* Exercise prompt:
Identify the lines that contain the string "people" and copy all of them.

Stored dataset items
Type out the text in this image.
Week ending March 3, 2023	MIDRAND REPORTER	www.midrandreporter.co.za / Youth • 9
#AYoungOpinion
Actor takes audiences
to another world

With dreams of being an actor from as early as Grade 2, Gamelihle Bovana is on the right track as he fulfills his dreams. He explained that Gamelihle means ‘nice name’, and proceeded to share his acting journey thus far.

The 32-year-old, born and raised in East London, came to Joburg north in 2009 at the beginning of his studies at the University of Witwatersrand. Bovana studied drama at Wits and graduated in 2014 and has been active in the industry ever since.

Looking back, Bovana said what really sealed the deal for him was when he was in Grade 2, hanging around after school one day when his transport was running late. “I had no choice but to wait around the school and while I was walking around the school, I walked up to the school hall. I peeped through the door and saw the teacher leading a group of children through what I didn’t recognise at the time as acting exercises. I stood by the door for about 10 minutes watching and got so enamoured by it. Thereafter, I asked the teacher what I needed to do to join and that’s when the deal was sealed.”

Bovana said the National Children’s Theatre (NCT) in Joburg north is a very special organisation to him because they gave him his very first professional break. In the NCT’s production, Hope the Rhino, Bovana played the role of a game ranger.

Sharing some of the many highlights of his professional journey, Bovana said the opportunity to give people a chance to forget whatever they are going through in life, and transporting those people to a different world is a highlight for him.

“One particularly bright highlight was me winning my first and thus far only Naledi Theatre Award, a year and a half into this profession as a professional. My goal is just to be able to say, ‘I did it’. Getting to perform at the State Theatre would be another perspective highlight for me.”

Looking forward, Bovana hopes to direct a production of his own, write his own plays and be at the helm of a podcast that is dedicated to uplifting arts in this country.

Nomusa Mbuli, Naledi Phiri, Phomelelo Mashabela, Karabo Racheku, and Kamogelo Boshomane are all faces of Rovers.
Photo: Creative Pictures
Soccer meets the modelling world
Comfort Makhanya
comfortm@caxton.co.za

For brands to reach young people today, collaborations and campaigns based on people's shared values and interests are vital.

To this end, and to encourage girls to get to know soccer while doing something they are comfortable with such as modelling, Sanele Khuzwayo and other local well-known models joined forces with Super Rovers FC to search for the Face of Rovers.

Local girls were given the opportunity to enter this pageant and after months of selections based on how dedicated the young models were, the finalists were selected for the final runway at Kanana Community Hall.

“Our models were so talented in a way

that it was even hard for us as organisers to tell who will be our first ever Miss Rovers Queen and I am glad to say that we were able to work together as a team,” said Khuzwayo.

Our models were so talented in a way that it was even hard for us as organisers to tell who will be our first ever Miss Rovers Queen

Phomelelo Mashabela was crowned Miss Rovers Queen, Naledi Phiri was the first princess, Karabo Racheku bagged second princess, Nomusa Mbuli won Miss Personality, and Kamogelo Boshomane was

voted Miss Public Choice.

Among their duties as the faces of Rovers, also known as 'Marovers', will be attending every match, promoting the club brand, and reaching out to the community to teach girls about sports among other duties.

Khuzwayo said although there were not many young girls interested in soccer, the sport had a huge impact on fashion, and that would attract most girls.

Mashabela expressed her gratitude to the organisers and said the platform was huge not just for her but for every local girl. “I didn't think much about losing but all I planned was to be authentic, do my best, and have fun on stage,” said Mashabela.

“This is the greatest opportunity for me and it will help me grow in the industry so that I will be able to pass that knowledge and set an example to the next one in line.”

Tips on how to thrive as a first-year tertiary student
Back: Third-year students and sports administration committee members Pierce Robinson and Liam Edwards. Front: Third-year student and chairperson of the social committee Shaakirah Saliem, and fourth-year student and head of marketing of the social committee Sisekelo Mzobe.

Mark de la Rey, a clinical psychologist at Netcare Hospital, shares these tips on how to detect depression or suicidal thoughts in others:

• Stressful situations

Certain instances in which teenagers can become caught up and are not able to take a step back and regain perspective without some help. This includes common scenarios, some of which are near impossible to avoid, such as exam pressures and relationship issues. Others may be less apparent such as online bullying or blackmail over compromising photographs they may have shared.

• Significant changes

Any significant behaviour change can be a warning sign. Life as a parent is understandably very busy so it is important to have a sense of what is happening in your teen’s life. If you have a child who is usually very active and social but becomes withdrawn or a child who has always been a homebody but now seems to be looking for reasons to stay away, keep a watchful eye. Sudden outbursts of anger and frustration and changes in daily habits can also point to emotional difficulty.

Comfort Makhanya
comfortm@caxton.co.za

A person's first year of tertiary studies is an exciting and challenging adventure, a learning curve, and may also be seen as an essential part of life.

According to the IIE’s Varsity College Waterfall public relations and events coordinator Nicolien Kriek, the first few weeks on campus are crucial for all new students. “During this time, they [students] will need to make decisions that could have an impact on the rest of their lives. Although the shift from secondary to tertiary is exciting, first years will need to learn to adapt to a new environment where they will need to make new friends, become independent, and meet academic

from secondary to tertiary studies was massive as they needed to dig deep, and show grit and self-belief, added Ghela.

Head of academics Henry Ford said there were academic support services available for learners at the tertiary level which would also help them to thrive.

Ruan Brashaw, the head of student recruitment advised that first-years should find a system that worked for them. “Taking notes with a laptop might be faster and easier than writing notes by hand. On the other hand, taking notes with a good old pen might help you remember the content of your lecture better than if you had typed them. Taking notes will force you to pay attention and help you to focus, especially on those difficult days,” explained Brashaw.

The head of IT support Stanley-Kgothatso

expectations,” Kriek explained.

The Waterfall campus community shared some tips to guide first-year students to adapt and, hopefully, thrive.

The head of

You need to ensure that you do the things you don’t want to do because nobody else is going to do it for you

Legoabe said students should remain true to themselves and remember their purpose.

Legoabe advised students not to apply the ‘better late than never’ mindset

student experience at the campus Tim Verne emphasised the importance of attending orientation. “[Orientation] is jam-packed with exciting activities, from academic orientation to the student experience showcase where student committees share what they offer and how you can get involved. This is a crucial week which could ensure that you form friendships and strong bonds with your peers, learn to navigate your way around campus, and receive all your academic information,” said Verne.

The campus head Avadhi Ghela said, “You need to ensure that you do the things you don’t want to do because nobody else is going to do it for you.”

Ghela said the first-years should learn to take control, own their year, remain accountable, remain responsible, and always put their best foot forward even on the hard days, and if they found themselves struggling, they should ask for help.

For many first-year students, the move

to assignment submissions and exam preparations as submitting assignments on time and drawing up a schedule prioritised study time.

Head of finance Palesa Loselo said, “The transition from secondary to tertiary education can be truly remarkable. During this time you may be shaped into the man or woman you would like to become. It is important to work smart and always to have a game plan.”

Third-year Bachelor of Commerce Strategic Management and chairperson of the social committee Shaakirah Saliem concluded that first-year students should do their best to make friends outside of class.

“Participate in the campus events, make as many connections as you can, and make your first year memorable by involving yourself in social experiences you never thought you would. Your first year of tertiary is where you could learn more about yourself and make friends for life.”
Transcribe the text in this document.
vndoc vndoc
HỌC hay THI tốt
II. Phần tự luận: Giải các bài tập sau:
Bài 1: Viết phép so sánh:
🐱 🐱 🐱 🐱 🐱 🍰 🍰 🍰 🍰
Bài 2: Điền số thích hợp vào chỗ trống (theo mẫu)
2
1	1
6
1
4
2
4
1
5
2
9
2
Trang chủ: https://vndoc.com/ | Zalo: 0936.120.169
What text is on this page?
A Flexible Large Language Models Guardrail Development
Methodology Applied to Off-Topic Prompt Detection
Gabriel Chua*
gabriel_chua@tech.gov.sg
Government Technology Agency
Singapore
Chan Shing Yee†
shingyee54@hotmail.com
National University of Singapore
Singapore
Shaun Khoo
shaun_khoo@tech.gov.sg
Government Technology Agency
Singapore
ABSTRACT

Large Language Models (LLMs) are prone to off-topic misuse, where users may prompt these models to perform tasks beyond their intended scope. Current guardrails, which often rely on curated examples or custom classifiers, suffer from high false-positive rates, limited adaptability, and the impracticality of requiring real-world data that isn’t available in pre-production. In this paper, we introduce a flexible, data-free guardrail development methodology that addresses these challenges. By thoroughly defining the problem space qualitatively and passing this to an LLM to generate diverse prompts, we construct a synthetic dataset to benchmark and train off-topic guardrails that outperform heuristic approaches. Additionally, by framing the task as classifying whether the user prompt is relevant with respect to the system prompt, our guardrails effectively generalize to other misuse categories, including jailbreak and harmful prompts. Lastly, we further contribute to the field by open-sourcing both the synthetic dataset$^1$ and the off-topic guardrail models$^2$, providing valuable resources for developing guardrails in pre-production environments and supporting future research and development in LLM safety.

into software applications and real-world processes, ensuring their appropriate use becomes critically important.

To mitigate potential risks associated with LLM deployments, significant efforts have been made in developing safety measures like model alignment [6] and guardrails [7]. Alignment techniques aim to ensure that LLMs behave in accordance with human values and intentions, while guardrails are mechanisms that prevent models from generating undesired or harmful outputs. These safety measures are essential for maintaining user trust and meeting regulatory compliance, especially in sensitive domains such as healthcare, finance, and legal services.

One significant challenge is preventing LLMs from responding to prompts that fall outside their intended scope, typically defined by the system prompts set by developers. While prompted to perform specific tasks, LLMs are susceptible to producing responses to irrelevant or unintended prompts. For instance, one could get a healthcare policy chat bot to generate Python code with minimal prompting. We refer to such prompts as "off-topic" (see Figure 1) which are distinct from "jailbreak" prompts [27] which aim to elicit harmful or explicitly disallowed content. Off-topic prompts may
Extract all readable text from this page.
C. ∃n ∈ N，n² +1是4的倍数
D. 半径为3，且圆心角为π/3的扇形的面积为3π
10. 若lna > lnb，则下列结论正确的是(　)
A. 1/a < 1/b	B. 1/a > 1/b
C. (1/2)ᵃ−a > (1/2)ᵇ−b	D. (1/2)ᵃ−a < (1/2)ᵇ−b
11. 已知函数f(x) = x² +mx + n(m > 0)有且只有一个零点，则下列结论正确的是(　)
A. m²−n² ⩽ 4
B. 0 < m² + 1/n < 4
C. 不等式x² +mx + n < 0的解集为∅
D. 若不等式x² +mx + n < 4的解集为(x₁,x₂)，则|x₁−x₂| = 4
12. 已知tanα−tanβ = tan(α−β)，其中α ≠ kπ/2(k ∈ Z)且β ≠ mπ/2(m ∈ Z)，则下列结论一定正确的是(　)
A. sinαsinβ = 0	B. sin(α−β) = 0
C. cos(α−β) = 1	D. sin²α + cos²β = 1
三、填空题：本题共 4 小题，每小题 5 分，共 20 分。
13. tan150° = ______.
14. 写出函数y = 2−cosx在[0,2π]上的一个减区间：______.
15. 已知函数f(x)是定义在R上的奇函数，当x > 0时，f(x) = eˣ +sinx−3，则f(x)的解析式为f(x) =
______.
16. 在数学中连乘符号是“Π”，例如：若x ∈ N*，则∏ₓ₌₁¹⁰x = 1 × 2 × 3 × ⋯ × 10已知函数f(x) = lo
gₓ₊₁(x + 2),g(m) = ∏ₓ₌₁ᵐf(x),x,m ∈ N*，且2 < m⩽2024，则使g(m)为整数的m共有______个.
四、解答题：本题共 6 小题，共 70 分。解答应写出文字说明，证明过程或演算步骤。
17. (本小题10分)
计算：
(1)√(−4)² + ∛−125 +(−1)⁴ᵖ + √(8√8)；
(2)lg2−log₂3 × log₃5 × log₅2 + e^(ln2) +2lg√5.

* Output below:
Sharing some of the many highlights of his professional journey, Bovana said the opportunity to give people a chance to forget whatever they are going through in life, and transporting those people to a different world is a highlight for him.
For brands to reach young people today, collaborations and campaigns based on people's shared values and interests are vital.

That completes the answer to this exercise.